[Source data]

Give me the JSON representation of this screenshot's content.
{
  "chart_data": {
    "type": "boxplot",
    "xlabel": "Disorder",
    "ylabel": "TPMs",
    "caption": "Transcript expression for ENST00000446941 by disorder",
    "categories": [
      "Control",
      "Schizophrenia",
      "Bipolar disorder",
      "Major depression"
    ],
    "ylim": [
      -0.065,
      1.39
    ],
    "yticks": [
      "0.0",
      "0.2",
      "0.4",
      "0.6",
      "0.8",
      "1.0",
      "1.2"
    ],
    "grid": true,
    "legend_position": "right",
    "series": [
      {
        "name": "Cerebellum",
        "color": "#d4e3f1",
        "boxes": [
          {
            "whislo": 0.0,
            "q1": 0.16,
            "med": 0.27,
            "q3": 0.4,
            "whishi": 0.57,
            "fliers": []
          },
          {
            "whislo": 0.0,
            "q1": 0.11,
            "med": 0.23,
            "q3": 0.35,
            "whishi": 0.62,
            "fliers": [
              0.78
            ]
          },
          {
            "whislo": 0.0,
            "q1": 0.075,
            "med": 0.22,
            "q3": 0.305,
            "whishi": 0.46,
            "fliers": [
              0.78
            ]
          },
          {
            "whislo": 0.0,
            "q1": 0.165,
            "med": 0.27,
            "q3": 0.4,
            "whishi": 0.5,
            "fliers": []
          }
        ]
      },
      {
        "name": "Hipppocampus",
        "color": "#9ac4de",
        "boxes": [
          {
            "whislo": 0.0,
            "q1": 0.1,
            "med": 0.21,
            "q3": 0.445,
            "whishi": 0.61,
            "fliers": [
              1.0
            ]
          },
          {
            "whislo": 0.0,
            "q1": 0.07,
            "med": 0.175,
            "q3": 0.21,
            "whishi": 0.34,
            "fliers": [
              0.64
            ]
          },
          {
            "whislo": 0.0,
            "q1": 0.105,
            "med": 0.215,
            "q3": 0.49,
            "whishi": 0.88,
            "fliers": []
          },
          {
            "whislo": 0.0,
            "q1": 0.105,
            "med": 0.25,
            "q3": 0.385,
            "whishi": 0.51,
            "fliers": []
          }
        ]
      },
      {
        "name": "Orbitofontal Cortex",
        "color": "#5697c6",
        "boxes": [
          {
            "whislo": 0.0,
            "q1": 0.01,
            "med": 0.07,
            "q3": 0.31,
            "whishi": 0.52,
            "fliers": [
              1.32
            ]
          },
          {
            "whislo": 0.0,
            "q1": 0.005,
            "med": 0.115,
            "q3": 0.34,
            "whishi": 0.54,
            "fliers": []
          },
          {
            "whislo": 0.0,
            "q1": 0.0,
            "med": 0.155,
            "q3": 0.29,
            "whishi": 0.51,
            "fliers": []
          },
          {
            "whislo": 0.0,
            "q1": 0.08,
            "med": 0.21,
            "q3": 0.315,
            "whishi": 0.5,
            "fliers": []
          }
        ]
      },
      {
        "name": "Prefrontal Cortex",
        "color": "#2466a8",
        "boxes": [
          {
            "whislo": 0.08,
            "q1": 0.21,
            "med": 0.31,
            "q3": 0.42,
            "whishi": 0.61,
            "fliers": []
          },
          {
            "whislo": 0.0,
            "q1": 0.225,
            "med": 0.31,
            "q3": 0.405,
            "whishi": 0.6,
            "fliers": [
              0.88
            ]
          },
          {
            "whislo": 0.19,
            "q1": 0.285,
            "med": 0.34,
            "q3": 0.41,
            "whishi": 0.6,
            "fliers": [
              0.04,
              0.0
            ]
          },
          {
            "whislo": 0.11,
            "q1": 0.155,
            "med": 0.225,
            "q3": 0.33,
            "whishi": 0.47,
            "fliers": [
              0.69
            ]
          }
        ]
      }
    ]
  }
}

→ WRITTEN TASK:
All of the data shown above must be copied exactly.

→ WRITTEN RESPONSE:
Give me the JSON representation of this screenshot's content.
{
  "chart_data": {
    "type": "boxplot",
    "xlabel": "Disorder",
    "ylabel": "TPMs",
    "caption": "Transcript expression for ENST00000446941 by disorder",
    "categories": [
      "Control",
      "Schizophrenia",
      "Bipolar disorder",
      "Major depression"
    ],
    "ylim": [
      -0.065,
      1.39
    ],
    "yticks": [
      "0.0",
      "0.2",
      "0.4",
      "0.6",
      "0.8",
      "1.0",
      "1.2"
    ],
    "grid": true,
    "legend_position": "right",
    "series": [
      {
        "name": "Cerebellum",
        "color": "#d4e3f1",
        "boxes": [
          {
            "whislo": 0.0,
            "q1": 0.16,
            "med": 0.27,
            "q3": 0.4,
            "whishi": 0.57,
            "fliers": []
          },
          {
            "whislo": 0.0,
            "q1": 0.11,
            "med": 0.23,
            "q3": 0.35,
            "whishi": 0.62,
            "fliers": [
              0.78
            ]
          },
          {
            "whislo": 0.0,
            "q1": 0.075,
            "med": 0.22,
            "q3": 0.305,
            "whishi": 0.46,
            "fliers": [
              0.78
            ]
          },
          {
            "whislo": 0.0,
            "q1": 0.165,
            "med": 0.27,
            "q3": 0.4,
            "whishi": 0.5,
            "fliers": []
          }
        ]
      },
      {
        "name": "Hipppocampus",
        "color": "#9ac4de",
        "boxes": [
          {
            "whislo": 0.0,
            "q1": 0.1,
            "med": 0.21,
            "q3": 0.445,
            "whishi": 0.61,
            "fliers": [
              1.0
            ]
          },
          {
            "whislo": 0.0,
            "q1": 0.07,
            "med": 0.175,
            "q3": 0.21,
            "whishi": 0.34,
            "fliers": [
              0.64
            ]
          },
          {
            "whislo": 0.0,
            "q1": 0.105,
            "med": 0.215,
            "q3": 0.49,
            "whishi": 0.88,
            "fliers": []
          },
          {
            "whislo": 0.0,
            "q1": 0.105,
            "med": 0.25,
            "q3": 0.385,
            "whishi": 0.51,
            "fliers": []
          }
        ]
      },
      {
        "name": "Orbitofontal Cortex",
        "color": "#5697c6",
        "boxes": [
          {
            "whislo": 0.0,
            "q1": 0.01,
            "med": 0.07,
            "q3": 0.31,
            "whishi": 0.52,
            "fliers": [
              1.32
            ]
          },
          {
            "whislo": 0.0,
            "q1": 0.005,
            "med": 0.115,
            "q3": 0.34,
            "whishi": 0.54,
            "fliers": []
          },
          {
            "whislo": 0.0,
            "q1": 0.0,
            "med": 0.155,
            "q3": 0.29,
            "whishi": 0.51,
            "fliers": []
          },
          {
            "whislo": 0.0,
            "q1": 0.08,
            "med": 0.21,
            "q3": 0.315,
            "whishi": 0.5,
            "fliers": []
          }
        ]
      },
      {
        "name": "Prefrontal Cortex",
        "color": "#2466a8",
        "boxes": [
          {
            "whislo": 0.08,
            "q1": 0.21,
            "med": 0.31,
            "q3": 0.42,
            "whishi": 0.61,
            "fliers": []
          },
          {
            "whislo": 0.0,
            "q1": 0.225,
            "med": 0.31,
            "q3": 0.405,
            "whishi": 0.6,
            "fliers": [
              0.88
            ]
          },
          {
            "whislo": 0.19,
            "q1": 0.285,
            "med": 0.34,
            "q3": 0.41,
            "whishi": 0.6,
            "fliers": [
              0.04,
              0.0
            ]
          },
          {
            "whislo": 0.11,
            "q1": 0.155,
            "med": 0.225,
            "q3": 0.33,
            "whishi": 0.47,
            "fliers": [
              0.69
            ]
          }
        ]
      }
    ]
  }
}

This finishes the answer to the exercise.